Task to carry out -
In the retrospective skill page, substitute "anecdotes" for "impressions" and write out the passage from the words "Core Principles" through the words "Prerequisite Checks (BLOCKING)".

==== Document text

12 KiB
name, description, category, tags, disable-model-invocation
| name | description | category | tags | disable-model-invocation | |||||
|---|---|---|---|---|---|---|---|---|---|
| retrospective | Collect metrics from implementation batch reports and code review findings, analyze trends across cycles, and produce improvement reports with actionable recommendations. 3-step workflow: collect metrics, analyze trends, produce report. Outputs to _docs/06_metrics/. Trigger phrases: - "retrospective", "retro", "run retro" - "metrics review", "feedback loop" - "implementation metrics", "analyze trends" | evolve |
|
true |
Retrospective
Collect metrics from implementation artifacts, analyze trends across development cycles, and produce actionable improvement reports.
Core Principles
- Data-driven: conclusions come from metrics, not impressions
- Actionable: every finding must have a concrete improvement suggestion
- Cumulative: each retrospective compares against previous ones to track progress
- Save immediately: write artifacts to disk after each step
- Non-judgmental: focus on process improvement, not blame
Context Resolution
Fixed paths:
- IMPL_DIR:
_docs/03_implementation/ - METRICS_DIR:
_docs/06_metrics/ - TASKS_DIR:
_docs/02_tasks/(scan all subfolders:todo/,backlog/,done/)
Announce the resolved paths to the user before proceeding.
Prerequisite Checks (BLOCKING)
IMPL_DIRexists and contains at least onebatch_*_report.md— STOP if missing (nothing to analyze)- Create METRICS_DIR if it does not exist
- Check for previous retrospective reports in METRICS_DIR to enable trend comparison
Artifact Management
Directory Structure
METRICS_DIR/
├── retro_[YYYY-MM-DD].md
├── retro_[YYYY-MM-DD].md
└── ...
Invocation Modes
- cycle-end mode (default): invoked automatically at end of cycle by the autodev orchestrator — as greenfield Step 11 Retrospective (after Step 10 Deploy) and existing-code Step 17 Retrospective (after Step 16 Deploy). Runs Steps 1–4. Output:
retro_<YYYY-MM-DD>.md+ LESSONS.md update. - incident mode: invoked automatically after the failure retry protocol reaches
retry_count: 3and the user has made a recovery choice. Runs Steps 1 (scoped to the failing skill's artifacts only), 2 (focused on the failure), 3 (shorter report), 4 (append 1–3 lessons in theprocessortoolingcategory). Output:_docs/06_metrics/incident_<YYYY-MM-DD>_<skill>.md+ LESSONS.md update. Pass the invocation context withmode: incident,failing_skill: <skill-name>, andfailure_summary: <string>. - on-demand mode: user-triggered (trigger phrases above). Runs Steps 1–4 over the entire artifact set.
Progress Tracking
At the start of execution, create a TodoWrite with all steps (1 through 4). Update status as each step completes.

========
==== Dataset rows

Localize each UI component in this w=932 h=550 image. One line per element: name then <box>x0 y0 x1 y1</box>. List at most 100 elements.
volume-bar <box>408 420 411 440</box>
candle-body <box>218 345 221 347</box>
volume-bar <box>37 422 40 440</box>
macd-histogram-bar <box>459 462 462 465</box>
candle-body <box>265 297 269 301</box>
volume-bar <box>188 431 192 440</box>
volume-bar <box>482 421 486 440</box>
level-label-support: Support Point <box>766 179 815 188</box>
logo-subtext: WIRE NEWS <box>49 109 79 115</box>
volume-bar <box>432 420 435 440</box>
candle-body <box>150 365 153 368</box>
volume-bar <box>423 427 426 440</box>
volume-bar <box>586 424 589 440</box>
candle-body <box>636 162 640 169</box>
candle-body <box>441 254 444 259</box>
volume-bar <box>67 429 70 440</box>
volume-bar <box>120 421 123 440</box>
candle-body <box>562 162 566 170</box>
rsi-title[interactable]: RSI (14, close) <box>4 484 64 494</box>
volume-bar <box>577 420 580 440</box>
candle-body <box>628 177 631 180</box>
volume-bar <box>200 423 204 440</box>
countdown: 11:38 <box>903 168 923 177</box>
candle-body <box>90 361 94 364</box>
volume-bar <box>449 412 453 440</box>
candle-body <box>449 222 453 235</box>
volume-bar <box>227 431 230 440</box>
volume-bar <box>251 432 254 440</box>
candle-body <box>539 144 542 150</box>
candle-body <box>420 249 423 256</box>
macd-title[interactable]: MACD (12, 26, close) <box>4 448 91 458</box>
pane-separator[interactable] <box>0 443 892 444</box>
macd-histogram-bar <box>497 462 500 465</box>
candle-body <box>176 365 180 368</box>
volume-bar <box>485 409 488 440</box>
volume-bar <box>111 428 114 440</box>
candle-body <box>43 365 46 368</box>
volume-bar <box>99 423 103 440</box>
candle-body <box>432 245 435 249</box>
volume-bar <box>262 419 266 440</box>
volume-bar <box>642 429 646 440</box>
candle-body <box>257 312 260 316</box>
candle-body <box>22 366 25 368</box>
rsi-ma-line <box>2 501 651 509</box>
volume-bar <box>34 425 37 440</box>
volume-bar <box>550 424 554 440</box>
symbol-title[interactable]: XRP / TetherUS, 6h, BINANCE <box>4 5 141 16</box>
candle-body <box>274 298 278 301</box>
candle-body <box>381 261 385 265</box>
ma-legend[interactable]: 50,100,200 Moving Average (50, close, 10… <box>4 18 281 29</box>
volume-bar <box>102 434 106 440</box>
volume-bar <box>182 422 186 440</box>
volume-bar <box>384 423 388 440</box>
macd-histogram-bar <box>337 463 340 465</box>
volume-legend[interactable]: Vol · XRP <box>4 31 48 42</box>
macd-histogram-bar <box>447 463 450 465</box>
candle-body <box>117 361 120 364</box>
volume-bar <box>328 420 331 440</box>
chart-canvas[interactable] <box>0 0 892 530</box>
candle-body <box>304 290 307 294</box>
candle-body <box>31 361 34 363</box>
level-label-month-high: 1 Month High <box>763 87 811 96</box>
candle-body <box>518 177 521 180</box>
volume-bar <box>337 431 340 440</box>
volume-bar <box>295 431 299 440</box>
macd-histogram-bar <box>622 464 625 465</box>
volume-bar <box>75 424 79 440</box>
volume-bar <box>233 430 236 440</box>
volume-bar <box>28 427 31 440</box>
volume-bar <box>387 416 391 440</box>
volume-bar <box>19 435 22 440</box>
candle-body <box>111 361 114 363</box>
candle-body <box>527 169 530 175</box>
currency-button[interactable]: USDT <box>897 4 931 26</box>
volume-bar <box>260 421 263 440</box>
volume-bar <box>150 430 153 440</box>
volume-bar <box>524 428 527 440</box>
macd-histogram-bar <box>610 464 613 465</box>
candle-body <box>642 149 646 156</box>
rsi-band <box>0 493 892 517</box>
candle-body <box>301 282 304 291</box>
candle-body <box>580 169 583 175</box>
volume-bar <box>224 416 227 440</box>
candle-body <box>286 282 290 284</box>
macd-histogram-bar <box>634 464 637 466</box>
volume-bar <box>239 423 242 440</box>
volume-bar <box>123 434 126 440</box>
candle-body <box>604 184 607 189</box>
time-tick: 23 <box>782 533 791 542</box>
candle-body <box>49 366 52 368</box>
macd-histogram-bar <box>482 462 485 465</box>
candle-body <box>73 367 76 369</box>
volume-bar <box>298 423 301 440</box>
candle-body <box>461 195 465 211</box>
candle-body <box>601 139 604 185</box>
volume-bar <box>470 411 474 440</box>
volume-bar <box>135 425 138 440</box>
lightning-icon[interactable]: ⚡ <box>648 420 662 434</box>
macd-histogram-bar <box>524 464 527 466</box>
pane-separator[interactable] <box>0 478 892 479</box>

========

The completed task -
Core Principles
- Data-driven: conclusions come from metrics, not anecdotes
- Actionable: every finding must have a concrete improvement suggestion
- Cumulative: each retrospective compares against previous ones to track progress
- Save immediately: write artifacts to disk after each step
- Non-judgmental: focus on process improvement, not blame
Context Resolution
Fixed paths:
- IMPL_DIR:
_docs/03_implementation/ - METRICS_DIR:
_docs/06_metrics/ - TASKS_DIR:
_docs/02_tasks/(scan all subfolders:todo/,backlog/,done/)
Announce the resolved paths to the user before proceeding.
Prerequisite Checks (BLOCKING)